- _Input_:
>>>
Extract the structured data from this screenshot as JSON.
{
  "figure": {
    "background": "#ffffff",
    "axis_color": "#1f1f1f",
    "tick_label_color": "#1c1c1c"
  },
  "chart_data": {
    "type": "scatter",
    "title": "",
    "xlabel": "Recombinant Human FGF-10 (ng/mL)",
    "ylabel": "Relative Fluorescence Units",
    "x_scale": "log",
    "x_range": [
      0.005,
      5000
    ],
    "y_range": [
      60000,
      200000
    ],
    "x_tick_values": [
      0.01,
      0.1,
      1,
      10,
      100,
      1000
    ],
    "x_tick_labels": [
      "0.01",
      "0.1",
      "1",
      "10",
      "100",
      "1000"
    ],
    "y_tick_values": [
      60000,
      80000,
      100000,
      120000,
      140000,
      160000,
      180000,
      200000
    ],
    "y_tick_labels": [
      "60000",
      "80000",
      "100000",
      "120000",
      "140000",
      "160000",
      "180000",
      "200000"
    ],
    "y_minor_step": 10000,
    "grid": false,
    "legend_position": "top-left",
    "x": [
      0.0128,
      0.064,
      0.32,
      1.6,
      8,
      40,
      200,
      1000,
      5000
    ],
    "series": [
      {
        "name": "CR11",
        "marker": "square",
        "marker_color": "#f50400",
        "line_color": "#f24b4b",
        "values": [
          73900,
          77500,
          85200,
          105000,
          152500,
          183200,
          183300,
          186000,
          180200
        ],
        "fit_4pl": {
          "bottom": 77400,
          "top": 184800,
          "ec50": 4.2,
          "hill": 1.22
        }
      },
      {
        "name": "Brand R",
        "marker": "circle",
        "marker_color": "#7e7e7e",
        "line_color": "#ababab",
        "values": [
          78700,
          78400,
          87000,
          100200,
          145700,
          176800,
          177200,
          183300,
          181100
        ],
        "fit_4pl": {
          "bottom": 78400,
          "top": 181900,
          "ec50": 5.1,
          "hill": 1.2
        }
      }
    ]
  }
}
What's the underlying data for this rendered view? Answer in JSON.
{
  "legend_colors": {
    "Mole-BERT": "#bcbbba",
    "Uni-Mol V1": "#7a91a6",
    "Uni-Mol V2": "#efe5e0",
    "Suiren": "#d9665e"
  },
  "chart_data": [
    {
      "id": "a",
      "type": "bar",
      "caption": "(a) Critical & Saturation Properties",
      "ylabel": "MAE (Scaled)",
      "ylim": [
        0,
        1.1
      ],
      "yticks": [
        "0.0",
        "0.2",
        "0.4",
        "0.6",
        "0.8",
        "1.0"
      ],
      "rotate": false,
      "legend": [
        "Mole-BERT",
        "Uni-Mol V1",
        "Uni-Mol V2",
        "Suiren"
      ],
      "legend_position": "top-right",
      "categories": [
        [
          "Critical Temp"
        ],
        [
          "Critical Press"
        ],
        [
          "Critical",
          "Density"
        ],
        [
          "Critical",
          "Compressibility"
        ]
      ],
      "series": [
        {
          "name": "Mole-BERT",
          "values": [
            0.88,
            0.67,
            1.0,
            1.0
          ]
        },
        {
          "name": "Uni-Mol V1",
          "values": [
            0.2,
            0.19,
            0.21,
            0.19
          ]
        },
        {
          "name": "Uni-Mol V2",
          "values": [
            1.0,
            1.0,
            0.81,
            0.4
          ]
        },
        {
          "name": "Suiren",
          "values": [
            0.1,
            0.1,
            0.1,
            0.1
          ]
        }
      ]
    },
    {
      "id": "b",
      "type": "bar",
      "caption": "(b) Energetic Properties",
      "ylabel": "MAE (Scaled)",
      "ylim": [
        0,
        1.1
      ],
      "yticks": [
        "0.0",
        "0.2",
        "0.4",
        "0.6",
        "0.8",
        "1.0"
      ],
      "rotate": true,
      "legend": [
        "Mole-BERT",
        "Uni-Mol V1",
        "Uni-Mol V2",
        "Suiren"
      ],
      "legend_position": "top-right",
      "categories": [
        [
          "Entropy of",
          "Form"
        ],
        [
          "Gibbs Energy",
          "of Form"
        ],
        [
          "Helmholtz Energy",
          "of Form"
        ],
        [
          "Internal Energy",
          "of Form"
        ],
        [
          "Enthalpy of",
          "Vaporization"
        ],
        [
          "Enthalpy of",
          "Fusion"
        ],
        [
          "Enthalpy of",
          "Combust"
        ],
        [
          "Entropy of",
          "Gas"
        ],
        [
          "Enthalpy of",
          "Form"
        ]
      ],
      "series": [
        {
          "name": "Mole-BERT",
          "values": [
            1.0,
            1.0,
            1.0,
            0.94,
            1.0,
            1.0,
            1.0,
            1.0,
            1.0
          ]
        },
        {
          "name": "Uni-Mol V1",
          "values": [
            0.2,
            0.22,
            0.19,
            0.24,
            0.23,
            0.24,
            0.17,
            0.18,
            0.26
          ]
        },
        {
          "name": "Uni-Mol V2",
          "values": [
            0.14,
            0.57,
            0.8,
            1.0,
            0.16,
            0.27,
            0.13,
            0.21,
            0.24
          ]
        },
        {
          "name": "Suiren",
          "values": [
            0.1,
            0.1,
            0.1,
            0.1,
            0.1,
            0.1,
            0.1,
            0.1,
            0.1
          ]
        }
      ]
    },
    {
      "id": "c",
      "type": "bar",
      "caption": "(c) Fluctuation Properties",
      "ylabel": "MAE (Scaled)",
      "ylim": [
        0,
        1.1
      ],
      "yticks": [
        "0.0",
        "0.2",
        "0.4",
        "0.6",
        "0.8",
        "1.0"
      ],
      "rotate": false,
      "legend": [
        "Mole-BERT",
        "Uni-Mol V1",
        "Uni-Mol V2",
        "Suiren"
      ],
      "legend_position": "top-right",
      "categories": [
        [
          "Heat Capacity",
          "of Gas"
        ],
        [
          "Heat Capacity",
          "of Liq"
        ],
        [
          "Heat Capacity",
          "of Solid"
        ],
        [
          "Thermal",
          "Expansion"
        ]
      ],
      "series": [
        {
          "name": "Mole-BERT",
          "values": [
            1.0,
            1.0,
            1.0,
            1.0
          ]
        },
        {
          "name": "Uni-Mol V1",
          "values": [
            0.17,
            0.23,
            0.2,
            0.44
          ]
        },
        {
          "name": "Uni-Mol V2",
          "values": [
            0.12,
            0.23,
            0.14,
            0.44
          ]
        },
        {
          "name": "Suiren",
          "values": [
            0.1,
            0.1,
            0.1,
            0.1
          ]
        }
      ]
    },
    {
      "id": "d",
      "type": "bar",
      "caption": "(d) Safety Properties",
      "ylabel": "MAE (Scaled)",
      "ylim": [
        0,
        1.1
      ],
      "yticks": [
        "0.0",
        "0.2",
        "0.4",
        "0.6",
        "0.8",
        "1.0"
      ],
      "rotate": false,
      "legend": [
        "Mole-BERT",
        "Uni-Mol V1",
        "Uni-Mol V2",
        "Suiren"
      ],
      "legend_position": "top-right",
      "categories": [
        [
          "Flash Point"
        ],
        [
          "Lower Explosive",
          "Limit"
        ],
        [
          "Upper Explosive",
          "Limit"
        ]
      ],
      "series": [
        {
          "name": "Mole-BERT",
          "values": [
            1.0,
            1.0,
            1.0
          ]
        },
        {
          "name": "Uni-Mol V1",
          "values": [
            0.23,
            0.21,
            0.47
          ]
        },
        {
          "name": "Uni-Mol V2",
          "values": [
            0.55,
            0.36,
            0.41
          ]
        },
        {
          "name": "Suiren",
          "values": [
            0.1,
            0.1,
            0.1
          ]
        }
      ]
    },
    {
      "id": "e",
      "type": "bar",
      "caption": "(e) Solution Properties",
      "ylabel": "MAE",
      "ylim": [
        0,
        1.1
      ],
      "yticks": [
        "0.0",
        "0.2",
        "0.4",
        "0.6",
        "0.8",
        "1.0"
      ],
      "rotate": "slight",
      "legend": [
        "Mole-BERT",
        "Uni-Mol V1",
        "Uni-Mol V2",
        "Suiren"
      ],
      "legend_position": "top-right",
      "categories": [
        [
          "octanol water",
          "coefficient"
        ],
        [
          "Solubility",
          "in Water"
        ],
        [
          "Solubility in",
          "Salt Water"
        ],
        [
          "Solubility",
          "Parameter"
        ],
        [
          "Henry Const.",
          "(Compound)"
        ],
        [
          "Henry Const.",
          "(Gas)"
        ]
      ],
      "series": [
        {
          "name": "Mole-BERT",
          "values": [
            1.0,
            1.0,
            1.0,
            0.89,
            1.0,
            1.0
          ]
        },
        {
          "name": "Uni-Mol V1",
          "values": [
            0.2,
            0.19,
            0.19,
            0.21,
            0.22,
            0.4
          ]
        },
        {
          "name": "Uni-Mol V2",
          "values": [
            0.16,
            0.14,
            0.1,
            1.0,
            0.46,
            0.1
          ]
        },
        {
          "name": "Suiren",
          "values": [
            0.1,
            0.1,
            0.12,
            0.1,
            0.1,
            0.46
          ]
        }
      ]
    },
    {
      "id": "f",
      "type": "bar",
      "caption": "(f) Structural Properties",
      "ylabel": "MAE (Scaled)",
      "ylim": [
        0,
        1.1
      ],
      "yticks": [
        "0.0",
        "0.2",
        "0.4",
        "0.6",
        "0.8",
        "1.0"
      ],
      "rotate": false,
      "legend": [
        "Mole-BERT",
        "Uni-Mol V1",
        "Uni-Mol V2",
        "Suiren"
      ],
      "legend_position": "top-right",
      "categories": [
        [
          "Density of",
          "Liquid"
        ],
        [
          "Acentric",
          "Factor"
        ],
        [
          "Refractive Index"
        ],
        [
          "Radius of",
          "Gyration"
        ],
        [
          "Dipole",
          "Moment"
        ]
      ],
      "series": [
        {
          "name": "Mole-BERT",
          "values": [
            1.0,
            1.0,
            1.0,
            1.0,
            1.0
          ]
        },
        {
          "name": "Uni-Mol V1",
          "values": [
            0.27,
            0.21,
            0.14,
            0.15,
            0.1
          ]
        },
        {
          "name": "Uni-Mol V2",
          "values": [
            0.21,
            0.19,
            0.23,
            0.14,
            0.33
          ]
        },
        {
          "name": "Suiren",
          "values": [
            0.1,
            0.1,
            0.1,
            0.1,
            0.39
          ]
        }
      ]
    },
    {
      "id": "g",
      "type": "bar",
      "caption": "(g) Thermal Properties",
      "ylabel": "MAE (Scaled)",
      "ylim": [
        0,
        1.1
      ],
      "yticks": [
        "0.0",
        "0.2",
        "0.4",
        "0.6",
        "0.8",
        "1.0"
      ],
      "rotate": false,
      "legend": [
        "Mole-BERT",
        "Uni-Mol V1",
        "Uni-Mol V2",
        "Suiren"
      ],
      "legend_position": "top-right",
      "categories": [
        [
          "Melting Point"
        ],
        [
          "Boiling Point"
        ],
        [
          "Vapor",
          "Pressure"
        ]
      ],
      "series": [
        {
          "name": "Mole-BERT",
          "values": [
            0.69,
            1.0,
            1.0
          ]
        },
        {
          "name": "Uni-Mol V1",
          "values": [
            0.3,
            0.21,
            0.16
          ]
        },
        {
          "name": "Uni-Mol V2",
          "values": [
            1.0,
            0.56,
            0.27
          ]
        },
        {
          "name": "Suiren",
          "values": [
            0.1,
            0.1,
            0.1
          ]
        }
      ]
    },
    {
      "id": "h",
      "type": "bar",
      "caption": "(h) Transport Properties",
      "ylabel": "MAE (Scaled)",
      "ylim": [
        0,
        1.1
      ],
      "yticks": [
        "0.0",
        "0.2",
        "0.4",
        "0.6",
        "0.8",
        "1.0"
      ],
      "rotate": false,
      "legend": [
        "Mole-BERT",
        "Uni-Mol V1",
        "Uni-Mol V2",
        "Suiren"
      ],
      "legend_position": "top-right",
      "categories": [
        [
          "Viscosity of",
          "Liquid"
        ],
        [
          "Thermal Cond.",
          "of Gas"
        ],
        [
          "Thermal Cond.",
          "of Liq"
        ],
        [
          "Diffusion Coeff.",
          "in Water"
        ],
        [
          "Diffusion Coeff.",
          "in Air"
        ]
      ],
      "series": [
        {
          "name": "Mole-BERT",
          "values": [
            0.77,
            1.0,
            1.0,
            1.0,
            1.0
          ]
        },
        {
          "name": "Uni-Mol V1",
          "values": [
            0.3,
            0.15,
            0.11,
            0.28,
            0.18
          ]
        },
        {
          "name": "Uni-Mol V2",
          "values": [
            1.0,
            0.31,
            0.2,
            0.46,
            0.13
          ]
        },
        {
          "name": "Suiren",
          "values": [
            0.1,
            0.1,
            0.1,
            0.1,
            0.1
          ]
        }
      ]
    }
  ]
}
<<<
- _Problem description_: Copy every line from the entries that contains the word "Properties".

- _Solution for this exercise_:
      "caption": "(a) Critical & Saturation Properties",
      "caption": "(b) Energetic Properties",
      "caption": "(c) Fluctuation Properties",
      "caption": "(d) Safety Properties",
      "caption": "(e) Solution Properties",
      "caption": "(f) Structural Properties",
      "caption": "(g) Thermal Properties",
      "caption": "(h) Transport Properties",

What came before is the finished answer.